* **Given records**:
# # #

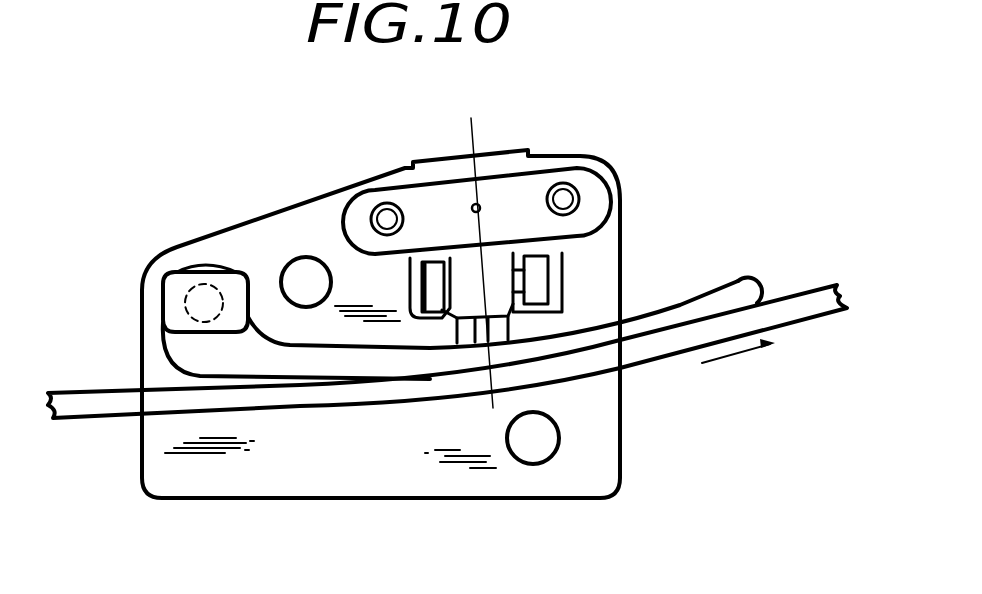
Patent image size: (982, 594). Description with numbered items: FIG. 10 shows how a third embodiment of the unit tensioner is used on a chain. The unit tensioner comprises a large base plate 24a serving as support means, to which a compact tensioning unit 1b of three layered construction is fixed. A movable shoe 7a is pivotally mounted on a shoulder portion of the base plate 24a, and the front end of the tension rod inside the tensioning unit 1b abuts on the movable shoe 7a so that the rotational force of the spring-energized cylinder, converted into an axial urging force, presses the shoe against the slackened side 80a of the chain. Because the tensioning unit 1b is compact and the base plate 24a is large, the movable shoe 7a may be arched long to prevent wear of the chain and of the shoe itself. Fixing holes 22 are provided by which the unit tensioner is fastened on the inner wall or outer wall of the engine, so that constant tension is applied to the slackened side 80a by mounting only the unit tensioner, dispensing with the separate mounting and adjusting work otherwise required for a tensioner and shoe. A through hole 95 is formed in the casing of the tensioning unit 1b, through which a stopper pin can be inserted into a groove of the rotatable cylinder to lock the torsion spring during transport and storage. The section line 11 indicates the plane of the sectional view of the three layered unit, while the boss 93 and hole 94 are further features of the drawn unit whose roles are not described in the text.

The tensioning unit 1b is at (540, 172).
The movable shoe 7a is at (665, 308).
The section line 11 is at (446, 413).
The fixing holes 22 is at (288, 267).
The base plate 24a is at (610, 452).
The slackened side of the chain 80a is at (683, 345).
The shaft boss 93 is at (200, 276).
The hole 94 is at (570, 194).
The through hole 95 is at (478, 203).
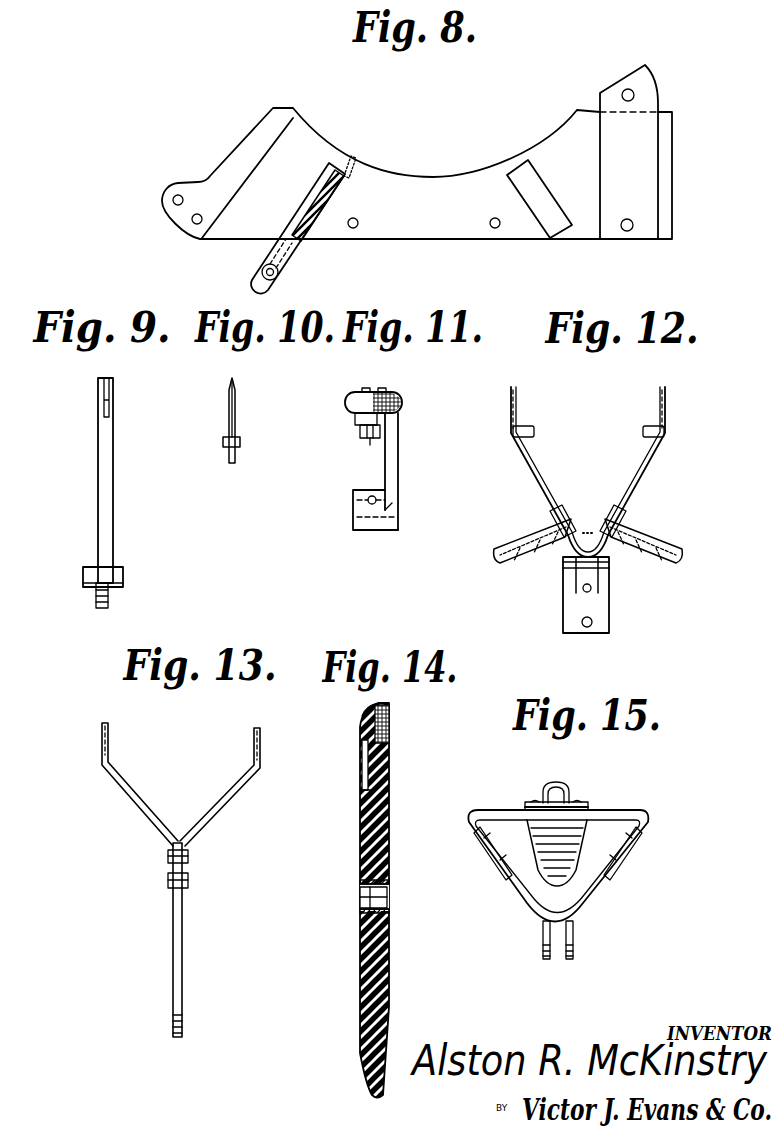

# # #

* **Objective**:
Turn the whole listing into a JSON list of strings, one string per line, skipping blank lines and leaving the pictures out.

* **Answer to this task**:
[
  "Patent image size: (982, 594). Description with numbered items: FIG. 10 shows how a third embodiment of the unit tensioner is used on a chain. The unit tensioner comprises a large base plate 24a serving as support means, to which a compact tensioning unit 1b of three layered construction is fixed. A movable shoe 7a is pivotally mounted on a shoulder portion of the base plate 24a, and the front end of the tension rod inside the tensioning unit 1b abuts on the movable shoe 7a so that the rotational force of the spring-energized cylinder, converted into an axial urging force, presses the shoe against the slackened side 80a of the chain. Because the tensioning unit 1b is compact and the base plate 24a is large, the movable shoe 7a may be arched long to prevent wear of the chain and of the shoe itself. Fixing holes 22 are provided by which the unit tensioner is fastened on the inner wall or outer wall of the engine, so that constant tension is applied to the slackened side 80a by mounting only the unit tensioner, dispensing with the separate mounting and adjusting work otherwise required for a tensioner and shoe. A through hole 95 is formed in the casing of the tensioning unit 1b, through which a stopper pin can be inserted into a groove of the rotatable cylinder to lock the torsion spring during transport and storage. The section line 11 indicates the plane of the sectional view of the three layered unit, while the boss 93 and hole 94 are further features of the drawn unit whose roles are not described in the text.",
  "The tensioning unit 1b is at (540, 172).",
  "The movable shoe 7a is at (665, 308).",
  "The section line 11 is at (446, 413).",
  "The fixing holes 22 is at (288, 267).",
  "The base plate 24a is at (610, 452).",
  "The slackened side of the chain 80a is at (683, 345).",
  "The shaft boss 93 is at (200, 276).",
  "The hole 94 is at (570, 194).",
  "The through hole 95 is at (478, 203)."
]